— Task to carry out —
Select every line containing the word "role" from the material, and copy those lines.

========

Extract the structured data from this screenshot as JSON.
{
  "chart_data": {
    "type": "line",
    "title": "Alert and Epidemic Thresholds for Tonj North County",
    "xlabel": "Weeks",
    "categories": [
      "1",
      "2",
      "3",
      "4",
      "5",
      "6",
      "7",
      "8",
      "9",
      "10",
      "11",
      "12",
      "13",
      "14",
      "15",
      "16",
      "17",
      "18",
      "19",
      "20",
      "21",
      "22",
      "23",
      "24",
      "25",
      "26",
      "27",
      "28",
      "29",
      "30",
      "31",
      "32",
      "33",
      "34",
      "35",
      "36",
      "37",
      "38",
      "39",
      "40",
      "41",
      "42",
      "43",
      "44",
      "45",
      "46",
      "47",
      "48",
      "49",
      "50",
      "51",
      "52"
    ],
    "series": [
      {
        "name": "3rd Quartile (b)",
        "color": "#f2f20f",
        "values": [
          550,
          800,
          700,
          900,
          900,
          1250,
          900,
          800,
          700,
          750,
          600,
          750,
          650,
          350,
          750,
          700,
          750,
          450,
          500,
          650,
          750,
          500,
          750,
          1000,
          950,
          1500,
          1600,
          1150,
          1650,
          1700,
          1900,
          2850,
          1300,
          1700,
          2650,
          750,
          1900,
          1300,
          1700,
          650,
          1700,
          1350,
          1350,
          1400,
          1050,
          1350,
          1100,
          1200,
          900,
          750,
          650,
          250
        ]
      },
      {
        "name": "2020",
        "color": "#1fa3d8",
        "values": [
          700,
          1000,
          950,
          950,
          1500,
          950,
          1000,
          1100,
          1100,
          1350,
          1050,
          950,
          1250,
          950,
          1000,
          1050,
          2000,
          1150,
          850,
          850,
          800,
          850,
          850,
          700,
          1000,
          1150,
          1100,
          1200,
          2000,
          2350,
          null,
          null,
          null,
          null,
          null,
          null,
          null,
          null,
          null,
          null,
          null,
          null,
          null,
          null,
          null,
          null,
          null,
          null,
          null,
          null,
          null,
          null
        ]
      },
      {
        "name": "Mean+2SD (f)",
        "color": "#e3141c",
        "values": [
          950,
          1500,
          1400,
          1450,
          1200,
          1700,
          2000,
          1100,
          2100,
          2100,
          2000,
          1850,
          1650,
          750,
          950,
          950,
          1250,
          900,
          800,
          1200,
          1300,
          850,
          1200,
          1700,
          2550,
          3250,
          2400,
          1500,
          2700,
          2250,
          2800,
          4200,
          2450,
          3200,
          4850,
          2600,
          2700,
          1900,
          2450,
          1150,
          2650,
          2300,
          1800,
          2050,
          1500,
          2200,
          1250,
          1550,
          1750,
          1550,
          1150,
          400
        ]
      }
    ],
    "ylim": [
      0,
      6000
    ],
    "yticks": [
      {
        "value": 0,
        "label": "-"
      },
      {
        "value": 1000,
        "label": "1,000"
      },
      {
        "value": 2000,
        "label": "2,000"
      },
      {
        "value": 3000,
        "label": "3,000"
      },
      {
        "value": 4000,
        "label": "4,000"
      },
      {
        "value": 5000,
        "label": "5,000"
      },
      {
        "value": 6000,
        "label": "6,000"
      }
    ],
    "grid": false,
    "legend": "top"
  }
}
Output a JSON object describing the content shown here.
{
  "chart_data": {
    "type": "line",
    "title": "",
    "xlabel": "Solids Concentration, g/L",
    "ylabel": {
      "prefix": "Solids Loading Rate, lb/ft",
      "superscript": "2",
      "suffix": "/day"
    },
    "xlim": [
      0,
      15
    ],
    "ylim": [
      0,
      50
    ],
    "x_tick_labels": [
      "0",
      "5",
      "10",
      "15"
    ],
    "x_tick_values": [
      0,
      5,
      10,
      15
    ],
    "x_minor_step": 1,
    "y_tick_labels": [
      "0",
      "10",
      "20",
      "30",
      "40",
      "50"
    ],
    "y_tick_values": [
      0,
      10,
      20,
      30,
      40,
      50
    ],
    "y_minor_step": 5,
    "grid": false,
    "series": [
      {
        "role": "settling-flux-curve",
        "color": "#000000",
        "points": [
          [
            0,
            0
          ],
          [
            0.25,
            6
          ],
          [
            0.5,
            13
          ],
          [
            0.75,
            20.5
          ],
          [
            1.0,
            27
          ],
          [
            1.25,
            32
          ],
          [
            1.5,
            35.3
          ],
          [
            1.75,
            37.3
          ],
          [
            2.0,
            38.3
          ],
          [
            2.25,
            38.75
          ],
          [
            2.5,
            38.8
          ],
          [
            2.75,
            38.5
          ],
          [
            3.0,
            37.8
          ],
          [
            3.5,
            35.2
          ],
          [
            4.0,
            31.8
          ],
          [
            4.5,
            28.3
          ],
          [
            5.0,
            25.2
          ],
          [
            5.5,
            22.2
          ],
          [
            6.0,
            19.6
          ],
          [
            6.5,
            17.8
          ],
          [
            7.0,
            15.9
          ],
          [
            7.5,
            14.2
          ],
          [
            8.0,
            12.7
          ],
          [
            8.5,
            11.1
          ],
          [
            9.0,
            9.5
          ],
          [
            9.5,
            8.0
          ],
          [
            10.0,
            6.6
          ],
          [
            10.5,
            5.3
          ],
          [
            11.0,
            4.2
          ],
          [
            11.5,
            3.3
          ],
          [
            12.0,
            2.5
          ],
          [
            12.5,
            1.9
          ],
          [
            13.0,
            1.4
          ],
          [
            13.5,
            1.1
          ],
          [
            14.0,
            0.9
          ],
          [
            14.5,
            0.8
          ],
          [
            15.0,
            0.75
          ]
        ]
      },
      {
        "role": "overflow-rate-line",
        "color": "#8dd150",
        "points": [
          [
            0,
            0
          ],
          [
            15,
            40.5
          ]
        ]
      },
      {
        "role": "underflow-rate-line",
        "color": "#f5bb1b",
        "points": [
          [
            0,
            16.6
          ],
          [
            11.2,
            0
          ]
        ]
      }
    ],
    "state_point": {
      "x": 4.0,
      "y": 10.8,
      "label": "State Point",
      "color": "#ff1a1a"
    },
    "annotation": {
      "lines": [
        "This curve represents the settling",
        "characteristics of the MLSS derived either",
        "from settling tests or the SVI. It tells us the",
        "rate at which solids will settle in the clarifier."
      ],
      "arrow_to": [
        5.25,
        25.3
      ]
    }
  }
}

========

— Answer to this exercise —
        "role": "settling-flux-curve",
        "role": "overflow-rate-line",
        "role": "underflow-rate-line",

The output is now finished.